→ Provided data
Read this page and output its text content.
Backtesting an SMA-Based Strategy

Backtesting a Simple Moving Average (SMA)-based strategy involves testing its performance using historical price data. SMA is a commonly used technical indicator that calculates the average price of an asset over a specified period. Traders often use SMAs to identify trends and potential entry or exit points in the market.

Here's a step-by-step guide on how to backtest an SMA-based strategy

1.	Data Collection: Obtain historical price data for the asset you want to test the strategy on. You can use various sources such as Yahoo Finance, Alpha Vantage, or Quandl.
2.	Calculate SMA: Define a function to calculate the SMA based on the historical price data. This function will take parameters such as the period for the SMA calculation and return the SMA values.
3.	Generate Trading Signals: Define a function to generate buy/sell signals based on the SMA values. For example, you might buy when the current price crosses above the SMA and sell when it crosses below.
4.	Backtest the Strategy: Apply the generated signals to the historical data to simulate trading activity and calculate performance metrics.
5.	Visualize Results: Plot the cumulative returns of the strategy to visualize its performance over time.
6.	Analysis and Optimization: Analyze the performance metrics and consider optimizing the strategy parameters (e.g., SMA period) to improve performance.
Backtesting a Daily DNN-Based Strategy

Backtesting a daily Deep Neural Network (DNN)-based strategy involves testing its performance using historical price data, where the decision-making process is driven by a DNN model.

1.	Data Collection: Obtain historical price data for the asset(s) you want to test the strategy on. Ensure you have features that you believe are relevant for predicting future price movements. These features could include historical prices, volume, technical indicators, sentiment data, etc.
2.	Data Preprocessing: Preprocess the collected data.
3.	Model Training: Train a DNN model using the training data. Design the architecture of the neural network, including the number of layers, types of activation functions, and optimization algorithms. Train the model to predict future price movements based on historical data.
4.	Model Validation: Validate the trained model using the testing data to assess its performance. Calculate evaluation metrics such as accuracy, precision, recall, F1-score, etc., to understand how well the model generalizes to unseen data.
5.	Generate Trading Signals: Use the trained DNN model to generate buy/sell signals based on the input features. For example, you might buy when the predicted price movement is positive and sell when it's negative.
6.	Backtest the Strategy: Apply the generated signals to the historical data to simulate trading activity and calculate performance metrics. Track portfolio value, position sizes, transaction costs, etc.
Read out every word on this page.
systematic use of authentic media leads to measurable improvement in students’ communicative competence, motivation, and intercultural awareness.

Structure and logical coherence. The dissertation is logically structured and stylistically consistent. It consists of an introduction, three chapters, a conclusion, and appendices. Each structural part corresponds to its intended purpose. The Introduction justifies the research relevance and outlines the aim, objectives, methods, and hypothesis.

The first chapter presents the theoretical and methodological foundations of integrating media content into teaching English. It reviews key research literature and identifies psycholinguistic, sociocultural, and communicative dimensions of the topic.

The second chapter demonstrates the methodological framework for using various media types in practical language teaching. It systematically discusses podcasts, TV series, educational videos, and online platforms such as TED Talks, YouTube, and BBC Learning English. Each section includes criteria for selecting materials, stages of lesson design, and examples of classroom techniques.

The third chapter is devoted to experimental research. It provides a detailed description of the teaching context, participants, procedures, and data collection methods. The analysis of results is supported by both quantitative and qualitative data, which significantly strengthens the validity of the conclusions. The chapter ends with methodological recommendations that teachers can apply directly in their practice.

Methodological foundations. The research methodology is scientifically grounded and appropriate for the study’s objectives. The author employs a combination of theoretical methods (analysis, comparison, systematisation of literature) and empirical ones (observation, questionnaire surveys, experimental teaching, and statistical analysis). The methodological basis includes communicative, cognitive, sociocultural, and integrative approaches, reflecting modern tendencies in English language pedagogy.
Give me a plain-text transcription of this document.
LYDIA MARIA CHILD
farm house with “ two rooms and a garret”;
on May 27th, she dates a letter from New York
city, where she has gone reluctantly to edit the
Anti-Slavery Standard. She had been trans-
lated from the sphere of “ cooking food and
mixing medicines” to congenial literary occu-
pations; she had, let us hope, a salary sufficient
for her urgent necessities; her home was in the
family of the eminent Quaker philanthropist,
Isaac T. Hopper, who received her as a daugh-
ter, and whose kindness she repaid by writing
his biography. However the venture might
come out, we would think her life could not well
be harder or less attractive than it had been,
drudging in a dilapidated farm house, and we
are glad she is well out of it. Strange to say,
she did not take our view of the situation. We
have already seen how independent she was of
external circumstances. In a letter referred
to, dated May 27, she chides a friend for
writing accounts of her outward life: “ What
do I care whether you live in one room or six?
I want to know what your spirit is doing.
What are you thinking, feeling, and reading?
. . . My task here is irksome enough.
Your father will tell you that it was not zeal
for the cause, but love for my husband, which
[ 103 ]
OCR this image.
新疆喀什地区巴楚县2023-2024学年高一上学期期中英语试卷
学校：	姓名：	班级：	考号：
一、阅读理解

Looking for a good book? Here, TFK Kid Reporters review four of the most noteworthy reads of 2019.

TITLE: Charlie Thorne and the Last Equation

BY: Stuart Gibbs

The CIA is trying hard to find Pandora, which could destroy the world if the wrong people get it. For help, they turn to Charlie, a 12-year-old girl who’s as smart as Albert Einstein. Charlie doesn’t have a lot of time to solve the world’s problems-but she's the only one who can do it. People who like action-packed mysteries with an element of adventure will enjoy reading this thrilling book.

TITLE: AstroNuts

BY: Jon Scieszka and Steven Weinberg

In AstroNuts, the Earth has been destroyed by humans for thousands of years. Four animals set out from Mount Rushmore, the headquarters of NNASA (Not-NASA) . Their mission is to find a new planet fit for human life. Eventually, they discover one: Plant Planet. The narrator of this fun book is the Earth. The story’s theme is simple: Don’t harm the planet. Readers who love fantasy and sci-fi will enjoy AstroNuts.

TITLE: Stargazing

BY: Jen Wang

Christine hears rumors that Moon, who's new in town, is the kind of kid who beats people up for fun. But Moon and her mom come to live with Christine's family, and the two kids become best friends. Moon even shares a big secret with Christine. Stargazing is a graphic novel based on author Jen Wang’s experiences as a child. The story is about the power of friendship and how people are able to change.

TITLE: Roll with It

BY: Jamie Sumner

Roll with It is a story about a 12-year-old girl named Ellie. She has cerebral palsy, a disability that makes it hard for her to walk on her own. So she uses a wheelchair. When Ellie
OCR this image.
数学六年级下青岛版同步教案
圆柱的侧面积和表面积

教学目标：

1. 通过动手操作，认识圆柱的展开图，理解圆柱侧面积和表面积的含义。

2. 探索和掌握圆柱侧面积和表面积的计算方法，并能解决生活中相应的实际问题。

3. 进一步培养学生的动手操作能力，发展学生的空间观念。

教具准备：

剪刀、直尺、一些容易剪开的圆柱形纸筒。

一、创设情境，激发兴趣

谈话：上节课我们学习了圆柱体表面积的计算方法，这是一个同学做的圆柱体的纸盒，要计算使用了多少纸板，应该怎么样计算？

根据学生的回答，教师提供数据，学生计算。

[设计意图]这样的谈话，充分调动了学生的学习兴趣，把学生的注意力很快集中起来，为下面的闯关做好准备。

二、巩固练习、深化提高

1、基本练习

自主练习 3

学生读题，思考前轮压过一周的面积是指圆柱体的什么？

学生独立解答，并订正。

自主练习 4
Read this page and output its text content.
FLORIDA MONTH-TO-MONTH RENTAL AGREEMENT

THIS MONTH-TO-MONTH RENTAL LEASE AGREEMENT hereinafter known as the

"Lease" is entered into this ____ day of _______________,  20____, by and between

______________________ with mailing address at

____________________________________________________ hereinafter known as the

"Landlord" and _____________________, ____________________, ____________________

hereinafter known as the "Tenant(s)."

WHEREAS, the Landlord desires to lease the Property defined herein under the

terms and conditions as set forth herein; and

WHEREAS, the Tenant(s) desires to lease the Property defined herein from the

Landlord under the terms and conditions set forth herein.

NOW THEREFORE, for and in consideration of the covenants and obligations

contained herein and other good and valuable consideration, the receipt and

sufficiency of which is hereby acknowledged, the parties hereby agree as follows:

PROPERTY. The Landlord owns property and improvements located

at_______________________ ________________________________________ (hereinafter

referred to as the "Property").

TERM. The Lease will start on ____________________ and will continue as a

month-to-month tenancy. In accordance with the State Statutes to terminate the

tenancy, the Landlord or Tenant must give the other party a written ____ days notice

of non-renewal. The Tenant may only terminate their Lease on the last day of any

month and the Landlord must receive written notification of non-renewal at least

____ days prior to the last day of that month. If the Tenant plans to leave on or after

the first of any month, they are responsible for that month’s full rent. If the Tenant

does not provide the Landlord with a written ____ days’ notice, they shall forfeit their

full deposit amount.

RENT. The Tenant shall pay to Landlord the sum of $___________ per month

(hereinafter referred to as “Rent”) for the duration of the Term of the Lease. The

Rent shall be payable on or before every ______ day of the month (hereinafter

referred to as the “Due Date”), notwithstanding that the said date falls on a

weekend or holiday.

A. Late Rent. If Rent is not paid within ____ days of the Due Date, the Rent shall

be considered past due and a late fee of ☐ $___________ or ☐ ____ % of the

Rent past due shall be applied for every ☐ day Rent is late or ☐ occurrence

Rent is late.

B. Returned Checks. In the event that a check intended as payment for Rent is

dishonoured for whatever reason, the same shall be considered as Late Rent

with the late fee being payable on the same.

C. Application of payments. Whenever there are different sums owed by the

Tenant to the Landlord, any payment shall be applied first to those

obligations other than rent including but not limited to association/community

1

→ Aim of the task
Say how many lines in the listing above include "written". Give nothing but the number.

→ Completed exercise
3